** start DATASET CONTENT **

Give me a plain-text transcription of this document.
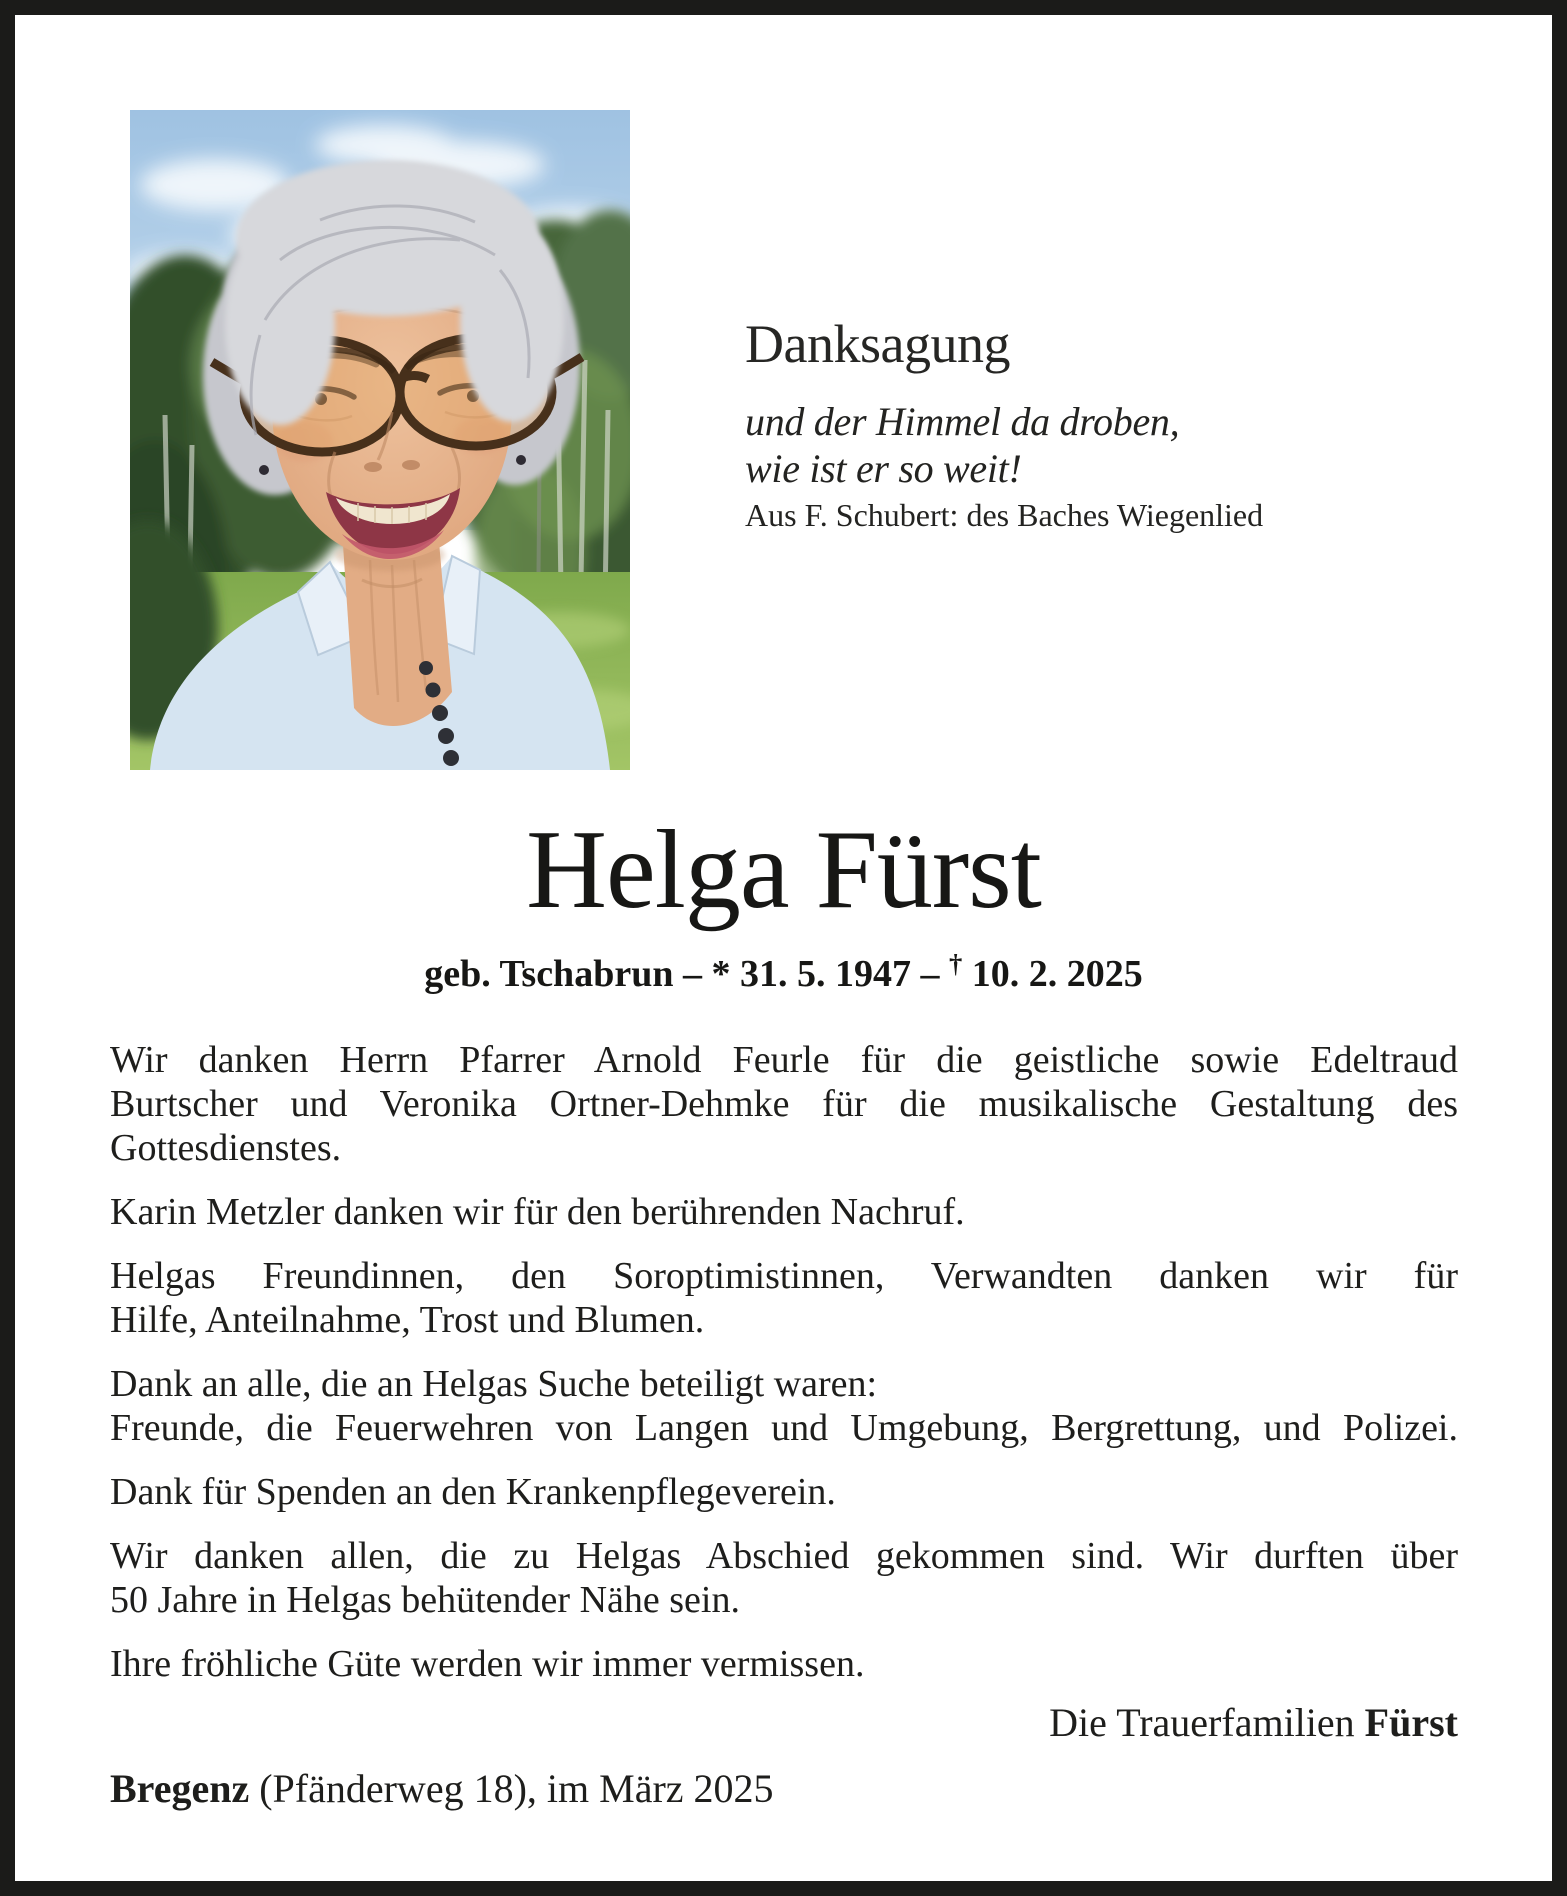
Danksagung
und der Himmel da droben,
wie ist er so weit!
Aus F. Schubert: des Baches Wiegenlied
Helga Fürst
geb. Tschabrun – * 31. 5. 1947 – † 10. 2. 2025
Wir danken Herrn Pfarrer Arnold Feurle für die geistliche sowie Edeltraud
Burtscher und Veronika Ortner-Dehmke für die musikalische Gestaltung des
Gottesdienstes.
Karin Metzler danken wir für den berührenden Nachruf.
Helgas Freundinnen, den Soroptimistinnen, Verwandten danken wir für
Hilfe, Anteilnahme, Trost und Blumen.
Dank an alle, die an Helgas Suche beteiligt waren:
Freunde, die Feuerwehren von Langen und Umgebung, Bergrettung, und Polizei.
Dank für Spenden an den Krankenpflegeverein.
Wir danken allen, die zu Helgas Abschied gekommen sind. Wir durften über
50 Jahre in Helgas behütender Nähe sein.
Ihre fröhliche Güte werden wir immer vermissen.
Die Trauerfamilien Fürst
Bregenz (Pfänderweg 18), im März 2025
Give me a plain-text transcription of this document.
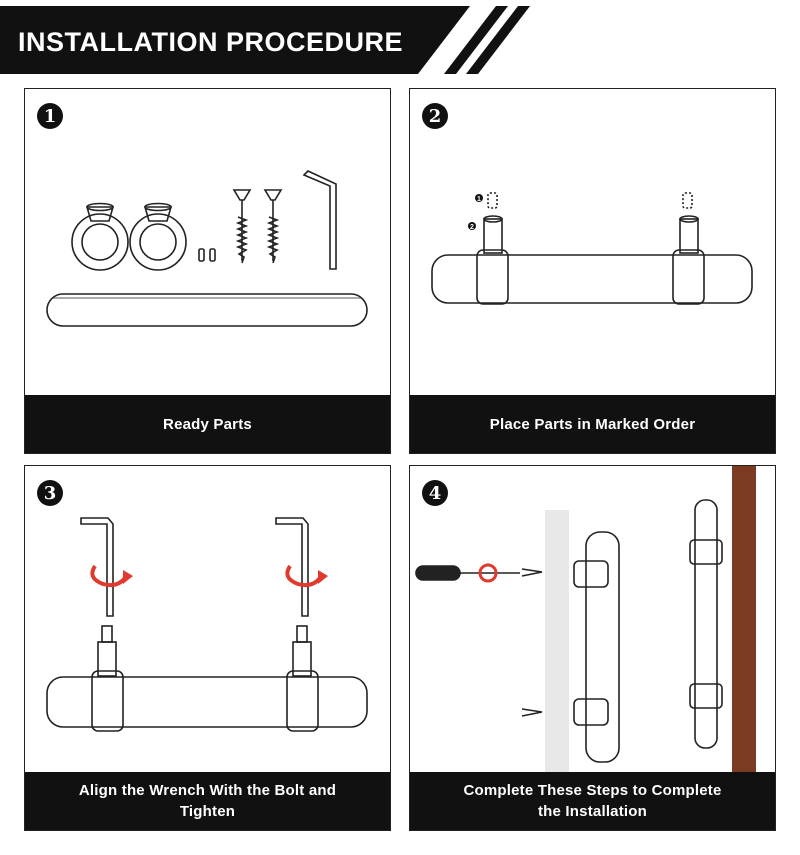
INSTALLATION PROCEDURE
1
Ready Parts
2
1
2
Place Parts in Marked Order
3
Align the Wrench With the Bolt and Tighten
4
Complete These Steps to Complete the Installation
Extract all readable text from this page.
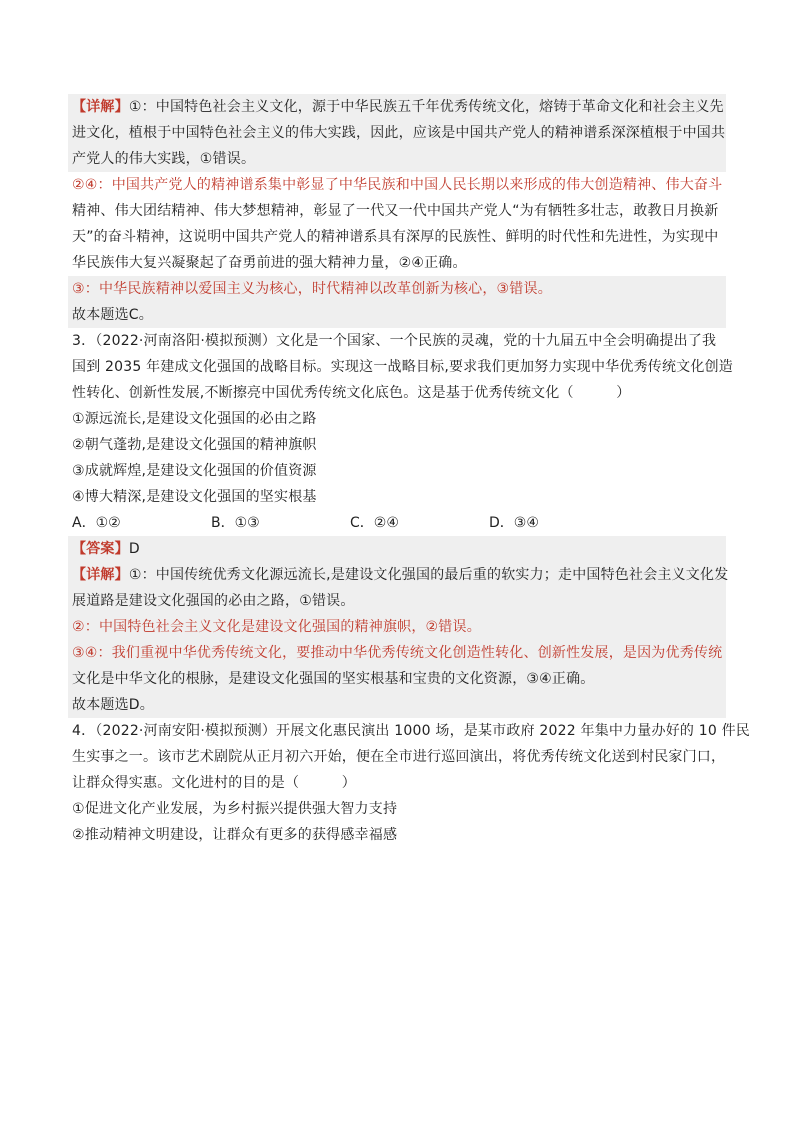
【详解】①：中国特色社会主义文化，源于中华民族五千年优秀传统文化，熔铸于革命文化和社会主义先
进文化，植根于中国特色社会主义的伟大实践，因此，应该是中国共产党人的精神谱系深深植根于中国共
产党人的伟大实践，①错误。
②④：中国共产党人的精神谱系集中彰显了中华民族和中国人民长期以来形成的伟大创造精神、伟大奋斗
精神、伟大团结精神、伟大梦想精神，彰显了一代又一代中国共产党人“为有牺牲多壮志，敢教日月换新
天”的奋斗精神，这说明中国共产党人的精神谱系具有深厚的民族性、鲜明的时代性和先进性，为实现中
华民族伟大复兴凝聚起了奋勇前进的强大精神力量，②④正确。
③：中华民族精神以爱国主义为核心，时代精神以改革创新为核心，③错误。
故本题选C。
3．（2022·河南洛阳·模拟预测）文化是一个国家、一个民族的灵魂，党的十九届五中全会明确提出了我
国到 2035 年建成文化强国的战略目标。实现这一战略目标,要求我们更加努力实现中华优秀传统文化创造
性转化、创新性发展,不断擦亮中国优秀传统文化底色。这是基于优秀传统文化（　　　）
①源远流长,是建设文化强国的必由之路
②朝气蓬勃,是建设文化强国的精神旗帜
③成就辉煌,是建设文化强国的价值资源
④博大精深,是建设文化强国的坚实根基
A．①②	B．①③	C．②④	D．③④
【答案】D
【详解】①：中国传统优秀文化源远流长,是建设文化强国的最后重的软实力；走中国特色社会主义文化发
展道路是建设文化强国的必由之路，①错误。
②：中国特色社会主义文化是建设文化强国的精神旗帜，②错误。
③④：我们重视中华优秀传统文化，要推动中华优秀传统文化创造性转化、创新性发展，是因为优秀传统
文化是中华文化的根脉，是建设文化强国的坚实根基和宝贵的文化资源，③④正确。
故本题选D。
4．（2022·河南安阳·模拟预测）开展文化惠民演出 1000 场，是某市政府 2022 年集中力量办好的 10 件民
生实事之一。该市艺术剧院从正月初六开始，便在全市进行巡回演出，将优秀传统文化送到村民家门口，
让群众得实惠。文化进村的目的是（　　　）
①促进文化产业发展，为乡村振兴提供强大智力支持
②推动精神文明建设，让群众有更多的获得感幸福感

** end DATASET CONTENT **

JOB ▸ Do not copy the pictures, but repeat every line exactly.

TASK OUTPUT ▸
Give me a plain-text transcription of this document.
Danksagung
und der Himmel da droben,
wie ist er so weit!
Aus F. Schubert: des Baches Wiegenlied
Helga Fürst
geb. Tschabrun – * 31. 5. 1947 – † 10. 2. 2025
Wir danken Herrn Pfarrer Arnold Feurle für die geistliche sowie Edeltraud
Burtscher und Veronika Ortner-Dehmke für die musikalische Gestaltung des
Gottesdienstes.
Karin Metzler danken wir für den berührenden Nachruf.
Helgas Freundinnen, den Soroptimistinnen, Verwandten danken wir für
Hilfe, Anteilnahme, Trost und Blumen.
Dank an alle, die an Helgas Suche beteiligt waren:
Freunde, die Feuerwehren von Langen und Umgebung, Bergrettung, und Polizei.
Dank für Spenden an den Krankenpflegeverein.
Wir danken allen, die zu Helgas Abschied gekommen sind. Wir durften über
50 Jahre in Helgas behütender Nähe sein.
Ihre fröhliche Güte werden wir immer vermissen.
Die Trauerfamilien Fürst
Bregenz (Pfänderweg 18), im März 2025
Give me a plain-text transcription of this document.
INSTALLATION PROCEDURE
1
Ready Parts
2
1
2
Place Parts in Marked Order
3
Align the Wrench With the Bolt and Tighten
4
Complete These Steps to Complete the Installation
Extract all readable text from this page.
【详解】①：中国特色社会主义文化，源于中华民族五千年优秀传统文化，熔铸于革命文化和社会主义先
进文化，植根于中国特色社会主义的伟大实践，因此，应该是中国共产党人的精神谱系深深植根于中国共
产党人的伟大实践，①错误。
②④：中国共产党人的精神谱系集中彰显了中华民族和中国人民长期以来形成的伟大创造精神、伟大奋斗
精神、伟大团结精神、伟大梦想精神，彰显了一代又一代中国共产党人“为有牺牲多壮志，敢教日月换新
天”的奋斗精神，这说明中国共产党人的精神谱系具有深厚的民族性、鲜明的时代性和先进性，为实现中
华民族伟大复兴凝聚起了奋勇前进的强大精神力量，②④正确。
③：中华民族精神以爱国主义为核心，时代精神以改革创新为核心，③错误。
故本题选C。
3．（2022·河南洛阳·模拟预测）文化是一个国家、一个民族的灵魂，党的十九届五中全会明确提出了我
国到 2035 年建成文化强国的战略目标。实现这一战略目标,要求我们更加努力实现中华优秀传统文化创造
性转化、创新性发展,不断擦亮中国优秀传统文化底色。这是基于优秀传统文化（　　　）
①源远流长,是建设文化强国的必由之路
②朝气蓬勃,是建设文化强国的精神旗帜
③成就辉煌,是建设文化强国的价值资源
④博大精深,是建设文化强国的坚实根基
A．①②	B．①③	C．②④	D．③④
【答案】D
【详解】①：中国传统优秀文化源远流长,是建设文化强国的最后重的软实力；走中国特色社会主义文化发
展道路是建设文化强国的必由之路，①错误。
②：中国特色社会主义文化是建设文化强国的精神旗帜，②错误。
③④：我们重视中华优秀传统文化，要推动中华优秀传统文化创造性转化、创新性发展，是因为优秀传统
文化是中华文化的根脉，是建设文化强国的坚实根基和宝贵的文化资源，③④正确。
故本题选D。
4．（2022·河南安阳·模拟预测）开展文化惠民演出 1000 场，是某市政府 2022 年集中力量办好的 10 件民
生实事之一。该市艺术剧院从正月初六开始，便在全市进行巡回演出，将优秀传统文化送到村民家门口，
让群众得实惠。文化进村的目的是（　　　）
①促进文化产业发展，为乡村振兴提供强大智力支持
②推动精神文明建设，让群众有更多的获得感幸福感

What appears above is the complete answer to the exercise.